* PROMPT
Identify and reproduce every line holding the string "JSON".

* RECORDS SHOWN
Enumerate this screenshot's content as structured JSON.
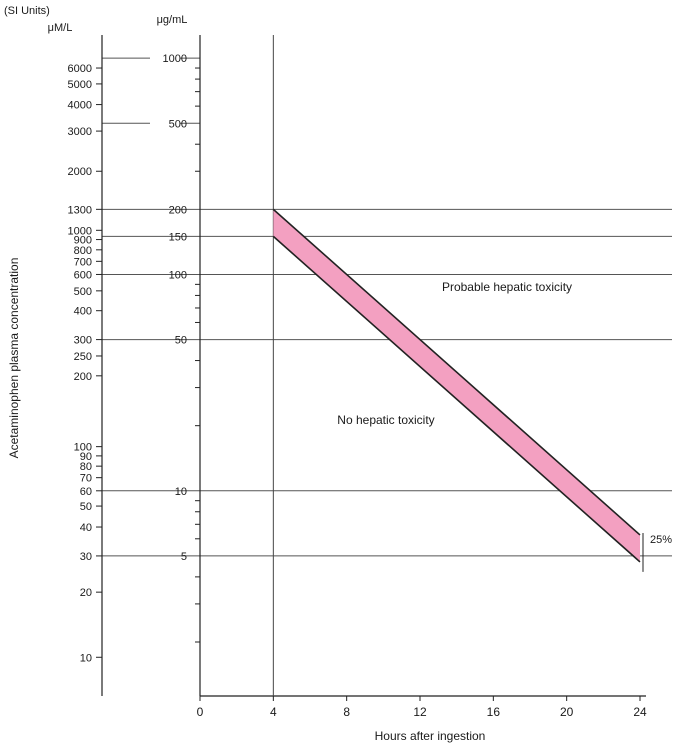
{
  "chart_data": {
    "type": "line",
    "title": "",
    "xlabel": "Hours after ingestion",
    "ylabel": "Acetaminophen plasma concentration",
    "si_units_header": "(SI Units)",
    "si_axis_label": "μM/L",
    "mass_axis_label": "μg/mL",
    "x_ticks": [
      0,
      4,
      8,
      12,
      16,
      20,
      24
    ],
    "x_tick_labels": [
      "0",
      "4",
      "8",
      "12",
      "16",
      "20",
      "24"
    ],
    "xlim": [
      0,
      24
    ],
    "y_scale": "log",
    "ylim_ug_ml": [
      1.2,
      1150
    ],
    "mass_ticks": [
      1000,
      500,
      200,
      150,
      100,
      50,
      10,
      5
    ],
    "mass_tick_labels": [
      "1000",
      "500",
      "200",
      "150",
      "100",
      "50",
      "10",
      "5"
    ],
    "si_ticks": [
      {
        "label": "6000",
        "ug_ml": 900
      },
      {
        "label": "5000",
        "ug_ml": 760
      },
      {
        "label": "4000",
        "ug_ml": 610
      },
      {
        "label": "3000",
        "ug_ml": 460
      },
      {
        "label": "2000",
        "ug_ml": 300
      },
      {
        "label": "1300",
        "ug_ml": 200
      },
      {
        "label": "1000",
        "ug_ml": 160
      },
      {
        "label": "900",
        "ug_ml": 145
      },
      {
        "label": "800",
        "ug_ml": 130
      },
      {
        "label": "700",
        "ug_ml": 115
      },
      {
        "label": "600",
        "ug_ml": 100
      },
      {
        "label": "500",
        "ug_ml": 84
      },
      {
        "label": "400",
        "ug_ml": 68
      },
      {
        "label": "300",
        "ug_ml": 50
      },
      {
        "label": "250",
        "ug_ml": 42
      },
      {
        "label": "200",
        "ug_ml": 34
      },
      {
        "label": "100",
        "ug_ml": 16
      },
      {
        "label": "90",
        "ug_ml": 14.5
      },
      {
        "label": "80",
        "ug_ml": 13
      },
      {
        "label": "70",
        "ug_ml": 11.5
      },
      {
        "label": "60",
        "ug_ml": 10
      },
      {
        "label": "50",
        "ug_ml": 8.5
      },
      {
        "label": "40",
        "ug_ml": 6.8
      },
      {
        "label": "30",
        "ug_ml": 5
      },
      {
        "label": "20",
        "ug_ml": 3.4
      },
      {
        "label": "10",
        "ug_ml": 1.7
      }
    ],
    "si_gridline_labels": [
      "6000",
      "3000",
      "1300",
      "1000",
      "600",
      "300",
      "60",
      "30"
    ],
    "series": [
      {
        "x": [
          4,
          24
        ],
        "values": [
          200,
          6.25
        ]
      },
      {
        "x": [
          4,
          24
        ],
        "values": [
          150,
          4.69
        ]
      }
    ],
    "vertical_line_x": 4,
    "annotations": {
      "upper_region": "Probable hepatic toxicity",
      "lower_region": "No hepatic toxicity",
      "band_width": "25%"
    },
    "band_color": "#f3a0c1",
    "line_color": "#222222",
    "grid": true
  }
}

--

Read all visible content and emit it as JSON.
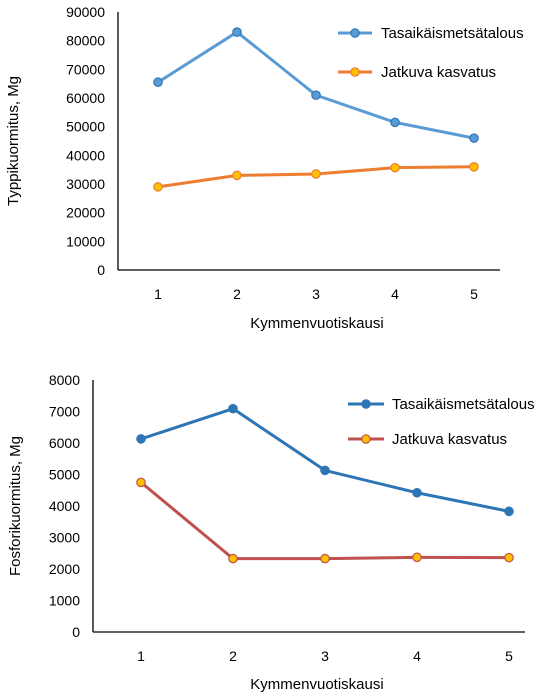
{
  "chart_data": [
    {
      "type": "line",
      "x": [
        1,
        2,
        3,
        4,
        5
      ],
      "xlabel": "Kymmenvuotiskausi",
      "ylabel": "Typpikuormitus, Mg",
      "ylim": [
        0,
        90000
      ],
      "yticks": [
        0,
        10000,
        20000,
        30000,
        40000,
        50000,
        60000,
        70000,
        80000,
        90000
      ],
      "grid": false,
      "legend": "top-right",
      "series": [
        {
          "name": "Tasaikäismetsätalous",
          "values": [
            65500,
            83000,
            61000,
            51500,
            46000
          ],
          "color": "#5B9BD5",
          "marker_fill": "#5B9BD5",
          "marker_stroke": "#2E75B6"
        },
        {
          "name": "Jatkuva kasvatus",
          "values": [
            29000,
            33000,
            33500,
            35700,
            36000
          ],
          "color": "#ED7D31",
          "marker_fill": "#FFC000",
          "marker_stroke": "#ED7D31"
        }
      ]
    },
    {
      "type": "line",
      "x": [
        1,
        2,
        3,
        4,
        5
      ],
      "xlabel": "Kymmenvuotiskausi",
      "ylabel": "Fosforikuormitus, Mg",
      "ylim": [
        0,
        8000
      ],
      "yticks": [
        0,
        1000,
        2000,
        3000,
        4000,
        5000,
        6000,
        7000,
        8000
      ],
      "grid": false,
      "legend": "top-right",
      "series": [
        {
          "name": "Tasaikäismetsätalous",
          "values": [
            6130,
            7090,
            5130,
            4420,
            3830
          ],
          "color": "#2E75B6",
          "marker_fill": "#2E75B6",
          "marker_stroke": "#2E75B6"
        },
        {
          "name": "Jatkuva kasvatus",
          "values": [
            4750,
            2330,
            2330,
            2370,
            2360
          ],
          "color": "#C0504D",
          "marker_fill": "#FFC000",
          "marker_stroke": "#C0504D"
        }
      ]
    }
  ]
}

* SOLVED EXERCISE
Enumerate this screenshot's content as structured JSON.
Read all visible content and emit it as JSON.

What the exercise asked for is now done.